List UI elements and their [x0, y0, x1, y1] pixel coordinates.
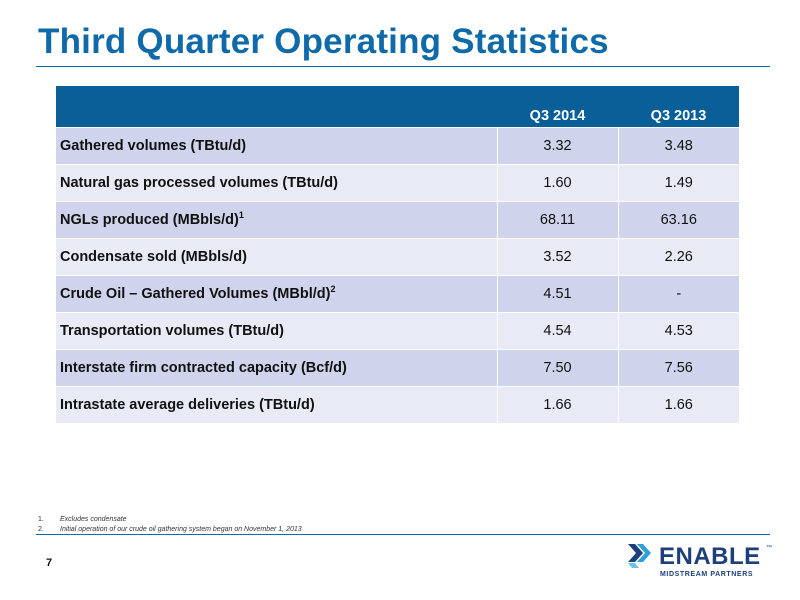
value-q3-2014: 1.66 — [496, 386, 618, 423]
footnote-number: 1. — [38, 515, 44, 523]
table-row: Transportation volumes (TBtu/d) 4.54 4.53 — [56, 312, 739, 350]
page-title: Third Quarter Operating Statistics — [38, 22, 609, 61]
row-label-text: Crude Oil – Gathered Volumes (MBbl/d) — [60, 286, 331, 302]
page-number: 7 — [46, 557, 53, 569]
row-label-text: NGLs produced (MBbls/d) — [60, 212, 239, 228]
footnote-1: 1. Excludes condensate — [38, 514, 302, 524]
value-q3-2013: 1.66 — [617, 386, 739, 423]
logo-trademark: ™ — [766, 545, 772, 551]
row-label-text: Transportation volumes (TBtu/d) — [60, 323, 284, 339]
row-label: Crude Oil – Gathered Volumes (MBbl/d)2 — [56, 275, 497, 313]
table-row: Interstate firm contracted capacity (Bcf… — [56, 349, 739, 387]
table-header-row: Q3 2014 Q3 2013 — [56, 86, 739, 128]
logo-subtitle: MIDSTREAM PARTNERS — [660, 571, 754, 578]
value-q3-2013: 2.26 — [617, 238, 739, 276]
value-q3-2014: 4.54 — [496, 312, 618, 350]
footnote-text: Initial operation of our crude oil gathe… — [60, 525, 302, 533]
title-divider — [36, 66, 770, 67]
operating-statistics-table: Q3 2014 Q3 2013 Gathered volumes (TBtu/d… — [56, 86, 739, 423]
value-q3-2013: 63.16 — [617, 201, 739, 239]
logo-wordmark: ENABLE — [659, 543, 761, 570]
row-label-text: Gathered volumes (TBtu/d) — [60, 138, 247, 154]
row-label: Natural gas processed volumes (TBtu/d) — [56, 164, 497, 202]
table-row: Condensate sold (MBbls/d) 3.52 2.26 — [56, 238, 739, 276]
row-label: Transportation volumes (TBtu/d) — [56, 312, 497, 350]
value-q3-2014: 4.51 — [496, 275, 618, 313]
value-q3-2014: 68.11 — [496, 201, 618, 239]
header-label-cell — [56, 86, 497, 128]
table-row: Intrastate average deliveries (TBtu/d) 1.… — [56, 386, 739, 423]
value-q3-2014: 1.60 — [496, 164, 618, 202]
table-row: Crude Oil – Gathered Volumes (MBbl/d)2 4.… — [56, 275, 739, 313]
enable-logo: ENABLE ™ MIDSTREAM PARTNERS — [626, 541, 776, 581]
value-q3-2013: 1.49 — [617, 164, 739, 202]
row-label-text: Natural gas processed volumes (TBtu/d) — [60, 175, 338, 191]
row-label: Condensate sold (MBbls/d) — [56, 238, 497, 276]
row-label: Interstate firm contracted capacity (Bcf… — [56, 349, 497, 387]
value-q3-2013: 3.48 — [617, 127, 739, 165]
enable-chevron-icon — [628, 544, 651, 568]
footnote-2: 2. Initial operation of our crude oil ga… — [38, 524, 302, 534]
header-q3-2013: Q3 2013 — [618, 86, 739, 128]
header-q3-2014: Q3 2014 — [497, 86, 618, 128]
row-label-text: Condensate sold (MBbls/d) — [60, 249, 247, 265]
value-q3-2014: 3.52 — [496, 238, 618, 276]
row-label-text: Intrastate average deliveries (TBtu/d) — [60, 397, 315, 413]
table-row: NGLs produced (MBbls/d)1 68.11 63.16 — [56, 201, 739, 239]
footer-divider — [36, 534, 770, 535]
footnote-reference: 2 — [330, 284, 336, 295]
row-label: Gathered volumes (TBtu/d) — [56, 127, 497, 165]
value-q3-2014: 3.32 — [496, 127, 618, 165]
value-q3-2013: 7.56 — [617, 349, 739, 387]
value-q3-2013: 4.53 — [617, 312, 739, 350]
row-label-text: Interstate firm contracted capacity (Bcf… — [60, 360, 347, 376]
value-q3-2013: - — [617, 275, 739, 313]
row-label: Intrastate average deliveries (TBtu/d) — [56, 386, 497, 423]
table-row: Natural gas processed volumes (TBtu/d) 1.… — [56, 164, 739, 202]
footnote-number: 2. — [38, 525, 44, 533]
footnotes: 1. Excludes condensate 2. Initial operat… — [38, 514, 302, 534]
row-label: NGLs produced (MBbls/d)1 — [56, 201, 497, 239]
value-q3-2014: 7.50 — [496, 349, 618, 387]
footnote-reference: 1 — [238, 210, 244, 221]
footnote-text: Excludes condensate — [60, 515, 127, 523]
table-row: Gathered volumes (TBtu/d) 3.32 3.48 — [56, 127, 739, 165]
====================
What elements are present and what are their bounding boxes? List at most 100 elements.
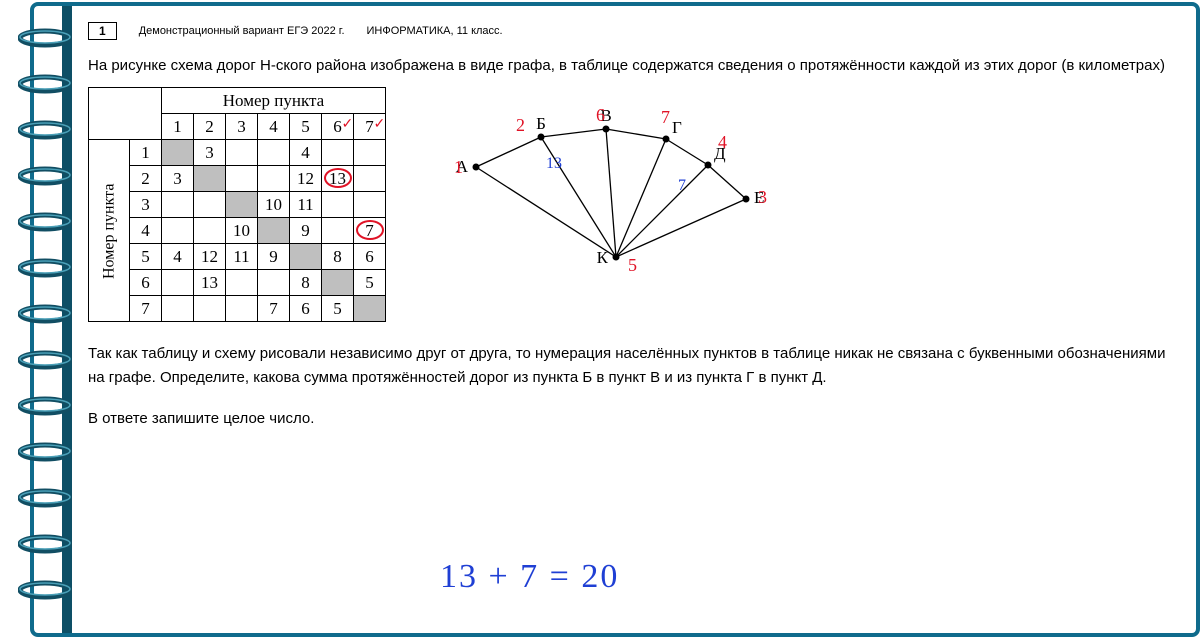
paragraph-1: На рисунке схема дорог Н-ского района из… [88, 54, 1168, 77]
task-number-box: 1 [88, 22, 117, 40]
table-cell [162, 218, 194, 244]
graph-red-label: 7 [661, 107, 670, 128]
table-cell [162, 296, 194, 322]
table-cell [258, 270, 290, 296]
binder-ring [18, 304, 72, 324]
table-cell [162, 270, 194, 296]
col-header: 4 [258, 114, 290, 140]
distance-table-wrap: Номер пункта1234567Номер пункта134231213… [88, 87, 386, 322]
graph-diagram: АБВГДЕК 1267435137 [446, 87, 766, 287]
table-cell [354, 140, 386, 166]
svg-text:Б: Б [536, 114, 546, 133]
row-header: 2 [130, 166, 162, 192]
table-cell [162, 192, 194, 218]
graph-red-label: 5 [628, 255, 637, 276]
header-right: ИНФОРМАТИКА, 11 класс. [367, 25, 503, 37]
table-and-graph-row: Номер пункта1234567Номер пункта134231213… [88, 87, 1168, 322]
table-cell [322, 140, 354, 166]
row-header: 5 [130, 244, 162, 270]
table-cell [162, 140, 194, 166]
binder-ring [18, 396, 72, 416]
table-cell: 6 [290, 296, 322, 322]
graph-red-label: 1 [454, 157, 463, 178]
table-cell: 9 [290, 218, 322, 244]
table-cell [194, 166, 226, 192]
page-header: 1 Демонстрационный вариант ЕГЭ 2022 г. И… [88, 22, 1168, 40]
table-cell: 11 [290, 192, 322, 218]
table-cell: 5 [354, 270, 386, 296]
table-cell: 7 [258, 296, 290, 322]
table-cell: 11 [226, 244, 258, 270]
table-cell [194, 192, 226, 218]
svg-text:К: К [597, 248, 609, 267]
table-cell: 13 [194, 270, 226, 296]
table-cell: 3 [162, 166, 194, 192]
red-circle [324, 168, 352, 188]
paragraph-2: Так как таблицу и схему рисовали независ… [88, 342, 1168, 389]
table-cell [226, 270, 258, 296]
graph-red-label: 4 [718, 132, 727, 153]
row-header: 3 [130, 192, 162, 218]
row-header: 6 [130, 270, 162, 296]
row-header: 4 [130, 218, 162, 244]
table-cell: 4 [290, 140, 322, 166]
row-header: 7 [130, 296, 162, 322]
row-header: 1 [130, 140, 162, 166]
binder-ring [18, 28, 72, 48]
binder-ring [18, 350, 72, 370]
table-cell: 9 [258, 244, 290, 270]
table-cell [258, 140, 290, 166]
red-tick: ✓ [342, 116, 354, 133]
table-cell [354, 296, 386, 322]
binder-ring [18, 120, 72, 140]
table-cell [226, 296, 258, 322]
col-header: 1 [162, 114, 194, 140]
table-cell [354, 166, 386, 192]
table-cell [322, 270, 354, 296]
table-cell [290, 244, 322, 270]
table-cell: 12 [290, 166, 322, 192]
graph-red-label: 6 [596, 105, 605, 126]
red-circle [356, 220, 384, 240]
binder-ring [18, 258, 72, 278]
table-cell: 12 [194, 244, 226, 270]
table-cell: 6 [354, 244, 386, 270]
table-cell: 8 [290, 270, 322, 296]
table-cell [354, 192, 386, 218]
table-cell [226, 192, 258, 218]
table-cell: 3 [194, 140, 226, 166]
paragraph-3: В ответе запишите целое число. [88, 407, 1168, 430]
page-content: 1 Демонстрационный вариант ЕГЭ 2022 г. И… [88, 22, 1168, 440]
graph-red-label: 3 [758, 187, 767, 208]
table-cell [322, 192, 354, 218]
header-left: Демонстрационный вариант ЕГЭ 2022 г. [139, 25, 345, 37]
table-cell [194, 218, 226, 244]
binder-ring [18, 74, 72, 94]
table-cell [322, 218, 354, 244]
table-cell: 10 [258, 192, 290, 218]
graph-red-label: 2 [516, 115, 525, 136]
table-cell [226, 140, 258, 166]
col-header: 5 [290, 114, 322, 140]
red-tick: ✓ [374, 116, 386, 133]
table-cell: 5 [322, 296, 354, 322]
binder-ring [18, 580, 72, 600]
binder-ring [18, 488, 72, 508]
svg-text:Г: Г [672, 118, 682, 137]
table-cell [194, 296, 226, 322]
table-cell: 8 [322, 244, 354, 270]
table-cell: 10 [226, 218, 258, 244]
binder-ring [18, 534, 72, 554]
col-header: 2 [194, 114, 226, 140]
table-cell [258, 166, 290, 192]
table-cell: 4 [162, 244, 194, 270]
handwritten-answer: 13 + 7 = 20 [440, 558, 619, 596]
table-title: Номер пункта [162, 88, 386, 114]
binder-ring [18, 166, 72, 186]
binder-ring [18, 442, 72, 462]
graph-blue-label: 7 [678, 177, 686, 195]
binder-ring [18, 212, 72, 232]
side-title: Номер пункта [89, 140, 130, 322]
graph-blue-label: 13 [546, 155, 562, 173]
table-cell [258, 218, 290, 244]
====================
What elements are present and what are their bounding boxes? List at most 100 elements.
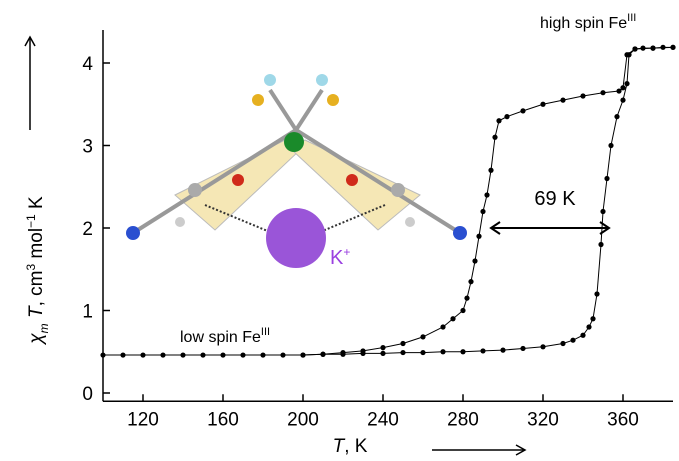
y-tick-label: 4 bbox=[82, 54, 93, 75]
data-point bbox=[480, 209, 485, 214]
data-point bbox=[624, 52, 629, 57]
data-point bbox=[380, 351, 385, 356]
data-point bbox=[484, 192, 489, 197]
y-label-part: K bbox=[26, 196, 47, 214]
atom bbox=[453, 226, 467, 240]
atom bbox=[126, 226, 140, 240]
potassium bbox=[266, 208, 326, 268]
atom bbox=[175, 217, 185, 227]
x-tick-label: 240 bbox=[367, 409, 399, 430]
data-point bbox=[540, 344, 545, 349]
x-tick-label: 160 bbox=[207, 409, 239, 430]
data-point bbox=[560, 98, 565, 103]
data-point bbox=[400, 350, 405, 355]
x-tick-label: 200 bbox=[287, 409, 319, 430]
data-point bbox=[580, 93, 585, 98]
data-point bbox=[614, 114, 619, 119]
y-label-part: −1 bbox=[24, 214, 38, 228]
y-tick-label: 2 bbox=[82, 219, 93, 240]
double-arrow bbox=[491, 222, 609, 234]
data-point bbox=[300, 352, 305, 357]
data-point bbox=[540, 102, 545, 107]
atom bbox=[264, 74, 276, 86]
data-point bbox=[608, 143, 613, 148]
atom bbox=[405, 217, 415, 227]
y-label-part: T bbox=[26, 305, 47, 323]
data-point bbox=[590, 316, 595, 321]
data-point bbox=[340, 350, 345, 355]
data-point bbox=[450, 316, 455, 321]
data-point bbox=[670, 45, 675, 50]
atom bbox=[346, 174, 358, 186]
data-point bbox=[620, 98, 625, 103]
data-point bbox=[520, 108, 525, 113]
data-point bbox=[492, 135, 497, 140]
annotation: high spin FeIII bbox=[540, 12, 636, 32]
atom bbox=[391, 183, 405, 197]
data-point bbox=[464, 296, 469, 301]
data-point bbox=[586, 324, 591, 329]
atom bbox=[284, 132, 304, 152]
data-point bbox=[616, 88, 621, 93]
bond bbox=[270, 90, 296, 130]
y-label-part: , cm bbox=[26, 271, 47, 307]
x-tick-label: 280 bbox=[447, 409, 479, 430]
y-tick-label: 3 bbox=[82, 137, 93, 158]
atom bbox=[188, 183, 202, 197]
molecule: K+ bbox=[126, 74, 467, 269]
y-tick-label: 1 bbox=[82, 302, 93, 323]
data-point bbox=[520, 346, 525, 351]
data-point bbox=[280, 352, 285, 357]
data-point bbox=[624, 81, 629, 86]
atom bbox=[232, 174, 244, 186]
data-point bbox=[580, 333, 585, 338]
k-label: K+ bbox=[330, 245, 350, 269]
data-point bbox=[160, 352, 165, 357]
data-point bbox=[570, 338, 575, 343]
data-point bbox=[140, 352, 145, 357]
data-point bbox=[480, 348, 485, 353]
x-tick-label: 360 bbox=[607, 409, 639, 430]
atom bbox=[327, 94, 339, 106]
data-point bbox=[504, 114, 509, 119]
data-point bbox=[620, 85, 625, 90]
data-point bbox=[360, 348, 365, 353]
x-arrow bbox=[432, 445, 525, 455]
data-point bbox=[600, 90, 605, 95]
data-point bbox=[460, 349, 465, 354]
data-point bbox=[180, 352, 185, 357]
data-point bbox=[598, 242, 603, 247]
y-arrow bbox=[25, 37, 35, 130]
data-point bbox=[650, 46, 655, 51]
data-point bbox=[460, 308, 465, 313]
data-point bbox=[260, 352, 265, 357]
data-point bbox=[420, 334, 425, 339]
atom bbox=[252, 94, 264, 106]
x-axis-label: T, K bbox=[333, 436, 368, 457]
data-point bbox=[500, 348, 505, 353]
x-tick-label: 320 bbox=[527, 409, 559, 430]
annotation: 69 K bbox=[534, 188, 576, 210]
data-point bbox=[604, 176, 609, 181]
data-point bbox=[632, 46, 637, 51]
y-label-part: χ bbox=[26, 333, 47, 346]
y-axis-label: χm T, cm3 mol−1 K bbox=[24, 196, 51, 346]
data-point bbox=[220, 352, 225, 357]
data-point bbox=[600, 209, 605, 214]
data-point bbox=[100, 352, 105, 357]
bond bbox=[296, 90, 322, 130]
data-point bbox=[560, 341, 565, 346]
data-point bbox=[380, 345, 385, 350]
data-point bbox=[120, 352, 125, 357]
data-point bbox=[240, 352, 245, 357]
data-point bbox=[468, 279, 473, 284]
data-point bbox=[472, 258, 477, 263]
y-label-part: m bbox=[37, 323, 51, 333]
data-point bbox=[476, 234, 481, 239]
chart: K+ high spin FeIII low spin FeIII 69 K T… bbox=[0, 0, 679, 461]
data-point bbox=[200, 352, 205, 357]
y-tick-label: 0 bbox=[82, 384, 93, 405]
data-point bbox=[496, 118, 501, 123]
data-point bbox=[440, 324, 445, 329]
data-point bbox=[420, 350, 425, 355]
====================
#### Challenge
Copy out the lines of the material starting at the line containing "value-q3-2014: 1.66 — [496, 386, 618, 423]" and ending at the line containing "value-q3-2013: 1.66 — [617, 386, 739, 423]", with both of those lines included.

#### Result
value-q3-2014: 1.66 — [496, 386, 618, 423]
footnote-number: 1. — [38, 515, 44, 523]
table-row: Transportation volumes (TBtu/d) 4.54 4.53 — [56, 312, 739, 350]
page-title: Third Quarter Operating Statistics — [38, 22, 609, 61]
row-label-text: Crude Oil – Gathered Volumes (MBbl/d) — [60, 286, 331, 302]
page-number: 7 — [46, 557, 53, 569]
row-label-text: NGLs produced (MBbls/d) — [60, 212, 239, 228]
footnote-1: 1. Excludes condensate — [38, 514, 302, 524]
value-q3-2013: 1.66 — [617, 386, 739, 423]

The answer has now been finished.